What this task involves | Each line of the material must be repeated precisely, with the pictures left out.

Information supplied |
Start
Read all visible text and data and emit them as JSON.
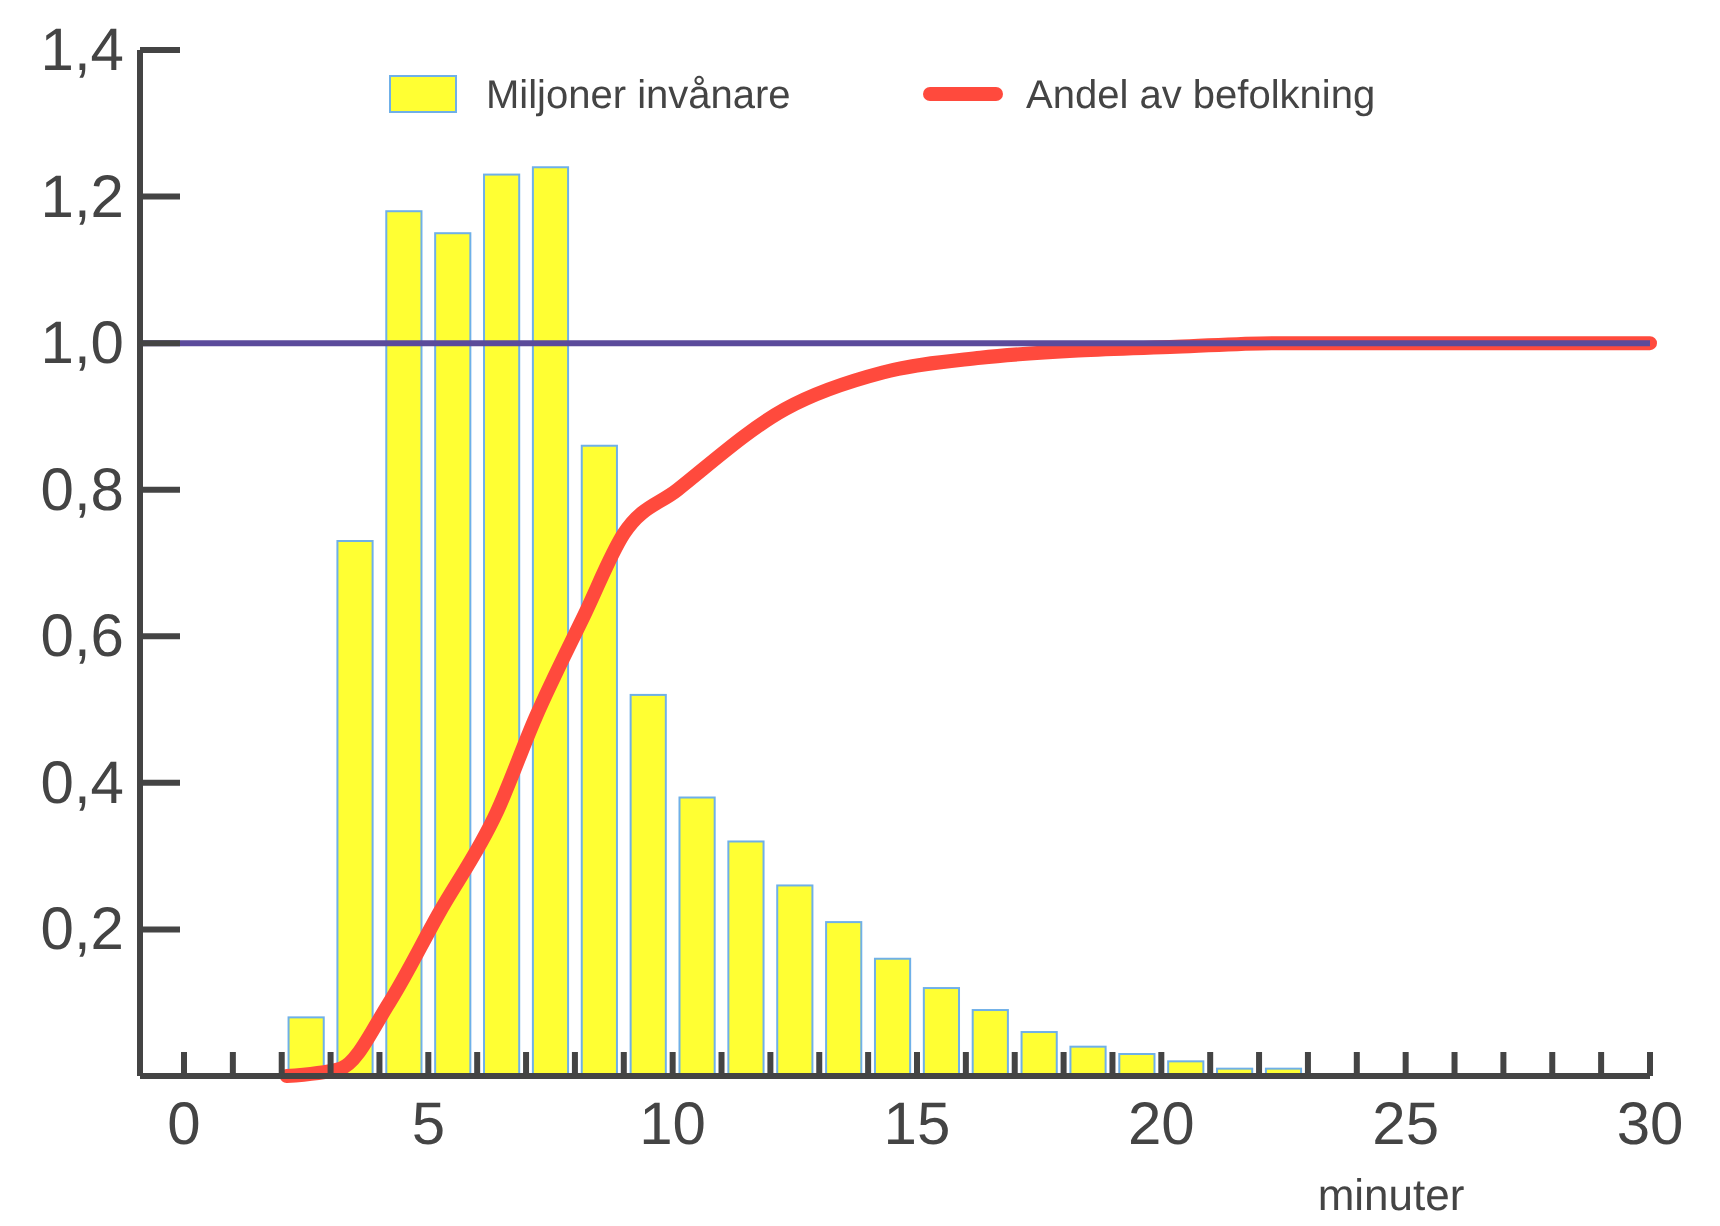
{
  "chart_data": {
    "type": "bar",
    "xlabel": "minuter",
    "xlim": [
      -0.9,
      30
    ],
    "ylim": [
      0,
      1.4
    ],
    "xticks": [
      {
        "value": 0,
        "label": "0"
      },
      {
        "value": 1,
        "label": null
      },
      {
        "value": 2,
        "label": null
      },
      {
        "value": 3,
        "label": null
      },
      {
        "value": 4,
        "label": null
      },
      {
        "value": 5,
        "label": "5"
      },
      {
        "value": 6,
        "label": null
      },
      {
        "value": 7,
        "label": null
      },
      {
        "value": 8,
        "label": null
      },
      {
        "value": 9,
        "label": null
      },
      {
        "value": 10,
        "label": "10"
      },
      {
        "value": 11,
        "label": null
      },
      {
        "value": 12,
        "label": null
      },
      {
        "value": 13,
        "label": null
      },
      {
        "value": 14,
        "label": null
      },
      {
        "value": 15,
        "label": "15"
      },
      {
        "value": 16,
        "label": null
      },
      {
        "value": 17,
        "label": null
      },
      {
        "value": 18,
        "label": null
      },
      {
        "value": 19,
        "label": null
      },
      {
        "value": 20,
        "label": "20"
      },
      {
        "value": 21,
        "label": null
      },
      {
        "value": 22,
        "label": null
      },
      {
        "value": 23,
        "label": null
      },
      {
        "value": 24,
        "label": null
      },
      {
        "value": 25,
        "label": "25"
      },
      {
        "value": 26,
        "label": null
      },
      {
        "value": 27,
        "label": null
      },
      {
        "value": 28,
        "label": null
      },
      {
        "value": 29,
        "label": null
      },
      {
        "value": 30,
        "label": "30"
      }
    ],
    "yticks": [
      {
        "value": 0.2,
        "label": "0,2"
      },
      {
        "value": 0.4,
        "label": "0,4"
      },
      {
        "value": 0.6,
        "label": "0,6"
      },
      {
        "value": 0.8,
        "label": "0,8"
      },
      {
        "value": 1.0,
        "label": "1,0"
      },
      {
        "value": 1.2,
        "label": "1,2"
      },
      {
        "value": 1.4,
        "label": "1,4"
      }
    ],
    "grid": false,
    "legend": "top",
    "series": [
      {
        "name": "Miljoner invånare",
        "color": "#ffff33",
        "x": [
          2.5,
          3.5,
          4.5,
          5.5,
          6.5,
          7.5,
          8.5,
          9.5,
          10.5,
          11.5,
          12.5,
          13.5,
          14.5,
          15.5,
          16.5,
          17.5,
          18.5,
          19.5,
          20.5,
          21.5,
          22.5
        ],
        "values": [
          0.08,
          0.73,
          1.18,
          1.15,
          1.23,
          1.24,
          0.86,
          0.52,
          0.38,
          0.32,
          0.26,
          0.21,
          0.16,
          0.12,
          0.09,
          0.06,
          0.04,
          0.03,
          0.02,
          0.01,
          0.01
        ]
      },
      {
        "type": "line",
        "name": "Andel av befolkning",
        "color": "#ff4a3d",
        "x": [
          2.1,
          3.2,
          4.2,
          5.2,
          6.4,
          7.2,
          8.2,
          9,
          10.1,
          12.3,
          14.3,
          16.3,
          18.3,
          20.3,
          22.3,
          30
        ],
        "values": [
          0,
          0.01,
          0.1,
          0.22,
          0.36,
          0.49,
          0.63,
          0.74,
          0.8,
          0.91,
          0.96,
          0.98,
          0.99,
          0.995,
          1.0,
          1.0
        ]
      }
    ],
    "ref_lines": [
      {
        "axis": "y",
        "value": 1.0,
        "color": "#5b4b9b"
      }
    ]
  }
}
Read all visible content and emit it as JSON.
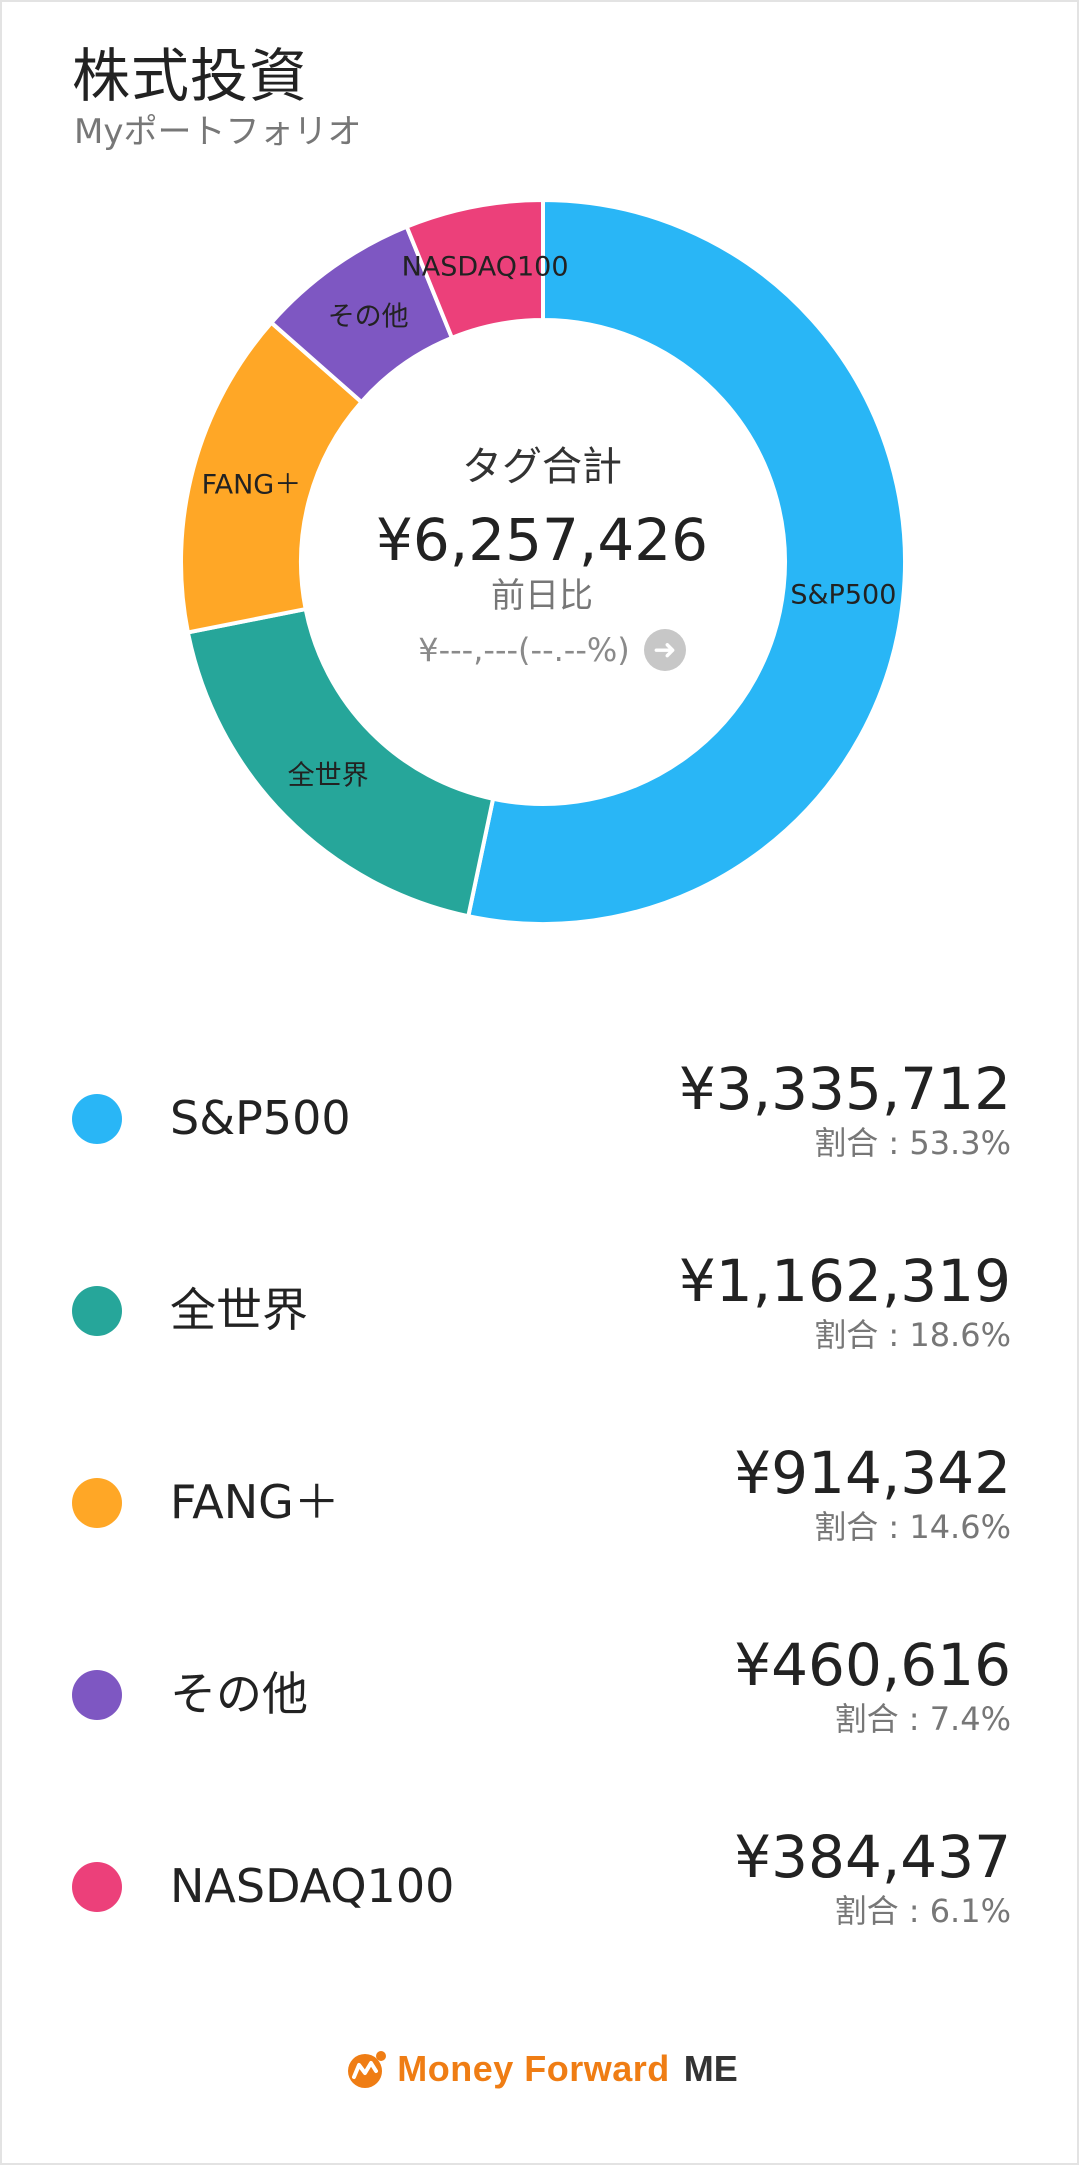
{
  "header": {
    "title": "株式投資",
    "subtitle": "Myポートフォリオ"
  },
  "center": {
    "title": "タグ合計",
    "total": "¥6,257,426",
    "sub_label": "前日比",
    "change": "¥---,---(--.--%)",
    "arrow_icon": "arrow-right-circle-icon"
  },
  "chart_data": {
    "type": "pie",
    "style": "donut",
    "categories": [
      "S&P500",
      "全世界",
      "FANG＋",
      "その他",
      "NASDAQ100"
    ],
    "values": [
      3335712,
      1162319,
      914342,
      460616,
      384437
    ],
    "percent": [
      53.3,
      18.6,
      14.6,
      7.4,
      6.1
    ],
    "colors": [
      "#29b6f6",
      "#26a69a",
      "#ffa726",
      "#7e57c2",
      "#ec407a"
    ]
  },
  "legend": {
    "items": [
      {
        "name": "S&P500",
        "amount": "¥3,335,712",
        "ratio": "割合 : 53.3%",
        "color": "#29b6f6"
      },
      {
        "name": "全世界",
        "amount": "¥1,162,319",
        "ratio": "割合 : 18.6%",
        "color": "#26a69a"
      },
      {
        "name": "FANG＋",
        "amount": "¥914,342",
        "ratio": "割合 : 14.6%",
        "color": "#ffa726"
      },
      {
        "name": "その他",
        "amount": "¥460,616",
        "ratio": "割合 : 7.4%",
        "color": "#7e57c2"
      },
      {
        "name": "NASDAQ100",
        "amount": "¥384,437",
        "ratio": "割合 : 6.1%",
        "color": "#ec407a"
      }
    ]
  },
  "footer": {
    "brand": "Money Forward",
    "brand_suffix": "ME",
    "brand_color": "#ef7d14"
  }
}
End
Result of the task |
Read all visible text and data and emit them as JSON.
{
  "chart_data": {
    "type": "bar",
    "xlabel": "minuter",
    "xlim": [
      -0.9,
      30
    ],
    "ylim": [
      0,
      1.4
    ],
    "xticks": [
      {
        "value": 0,
        "label": "0"
      },
      {
        "value": 1,
        "label": null
      },
      {
        "value": 2,
        "label": null
      },
      {
        "value": 3,
        "label": null
      },
      {
        "value": 4,
        "label": null
      },
      {
        "value": 5,
        "label": "5"
      },
      {
        "value": 6,
        "label": null
      },
      {
        "value": 7,
        "label": null
      },
      {
        "value": 8,
        "label": null
      },
      {
        "value": 9,
        "label": null
      },
      {
        "value": 10,
        "label": "10"
      },
      {
        "value": 11,
        "label": null
      },
      {
        "value": 12,
        "label": null
      },
      {
        "value": 13,
        "label": null
      },
      {
        "value": 14,
        "label": null
      },
      {
        "value": 15,
        "label": "15"
      },
      {
        "value": 16,
        "label": null
      },
      {
        "value": 17,
        "label": null
      },
      {
        "value": 18,
        "label": null
      },
      {
        "value": 19,
        "label": null
      },
      {
        "value": 20,
        "label": "20"
      },
      {
        "value": 21,
        "label": null
      },
      {
        "value": 22,
        "label": null
      },
      {
        "value": 23,
        "label": null
      },
      {
        "value": 24,
        "label": null
      },
      {
        "value": 25,
        "label": "25"
      },
      {
        "value": 26,
        "label": null
      },
      {
        "value": 27,
        "label": null
      },
      {
        "value": 28,
        "label": null
      },
      {
        "value": 29,
        "label": null
      },
      {
        "value": 30,
        "label": "30"
      }
    ],
    "yticks": [
      {
        "value": 0.2,
        "label": "0,2"
      },
      {
        "value": 0.4,
        "label": "0,4"
      },
      {
        "value": 0.6,
        "label": "0,6"
      },
      {
        "value": 0.8,
        "label": "0,8"
      },
      {
        "value": 1.0,
        "label": "1,0"
      },
      {
        "value": 1.2,
        "label": "1,2"
      },
      {
        "value": 1.4,
        "label": "1,4"
      }
    ],
    "grid": false,
    "legend": "top",
    "series": [
      {
        "name": "Miljoner invånare",
        "color": "#ffff33",
        "x": [
          2.5,
          3.5,
          4.5,
          5.5,
          6.5,
          7.5,
          8.5,
          9.5,
          10.5,
          11.5,
          12.5,
          13.5,
          14.5,
          15.5,
          16.5,
          17.5,
          18.5,
          19.5,
          20.5,
          21.5,
          22.5
        ],
        "values": [
          0.08,
          0.73,
          1.18,
          1.15,
          1.23,
          1.24,
          0.86,
          0.52,
          0.38,
          0.32,
          0.26,
          0.21,
          0.16,
          0.12,
          0.09,
          0.06,
          0.04,
          0.03,
          0.02,
          0.01,
          0.01
        ]
      },
      {
        "type": "line",
        "name": "Andel av befolkning",
        "color": "#ff4a3d",
        "x": [
          2.1,
          3.2,
          4.2,
          5.2,
          6.4,
          7.2,
          8.2,
          9,
          10.1,
          12.3,
          14.3,
          16.3,
          18.3,
          20.3,
          22.3,
          30
        ],
        "values": [
          0,
          0.01,
          0.1,
          0.22,
          0.36,
          0.49,
          0.63,
          0.74,
          0.8,
          0.91,
          0.96,
          0.98,
          0.99,
          0.995,
          1.0,
          1.0
        ]
      }
    ],
    "ref_lines": [
      {
        "axis": "y",
        "value": 1.0,
        "color": "#5b4b9b"
      }
    ]
  }
}
Read all visible content and emit it as JSON.
{
  "header": {
    "title": "株式投資",
    "subtitle": "Myポートフォリオ"
  },
  "center": {
    "title": "タグ合計",
    "total": "¥6,257,426",
    "sub_label": "前日比",
    "change": "¥---,---(--.--%)",
    "arrow_icon": "arrow-right-circle-icon"
  },
  "chart_data": {
    "type": "pie",
    "style": "donut",
    "categories": [
      "S&P500",
      "全世界",
      "FANG＋",
      "その他",
      "NASDAQ100"
    ],
    "values": [
      3335712,
      1162319,
      914342,
      460616,
      384437
    ],
    "percent": [
      53.3,
      18.6,
      14.6,
      7.4,
      6.1
    ],
    "colors": [
      "#29b6f6",
      "#26a69a",
      "#ffa726",
      "#7e57c2",
      "#ec407a"
    ]
  },
  "legend": {
    "items": [
      {
        "name": "S&P500",
        "amount": "¥3,335,712",
        "ratio": "割合 : 53.3%",
        "color": "#29b6f6"
      },
      {
        "name": "全世界",
        "amount": "¥1,162,319",
        "ratio": "割合 : 18.6%",
        "color": "#26a69a"
      },
      {
        "name": "FANG＋",
        "amount": "¥914,342",
        "ratio": "割合 : 14.6%",
        "color": "#ffa726"
      },
      {
        "name": "その他",
        "amount": "¥460,616",
        "ratio": "割合 : 7.4%",
        "color": "#7e57c2"
      },
      {
        "name": "NASDAQ100",
        "amount": "¥384,437",
        "ratio": "割合 : 6.1%",
        "color": "#ec407a"
      }
    ]
  },
  "footer": {
    "brand": "Money Forward",
    "brand_suffix": "ME",
    "brand_color": "#ef7d14"
  }
}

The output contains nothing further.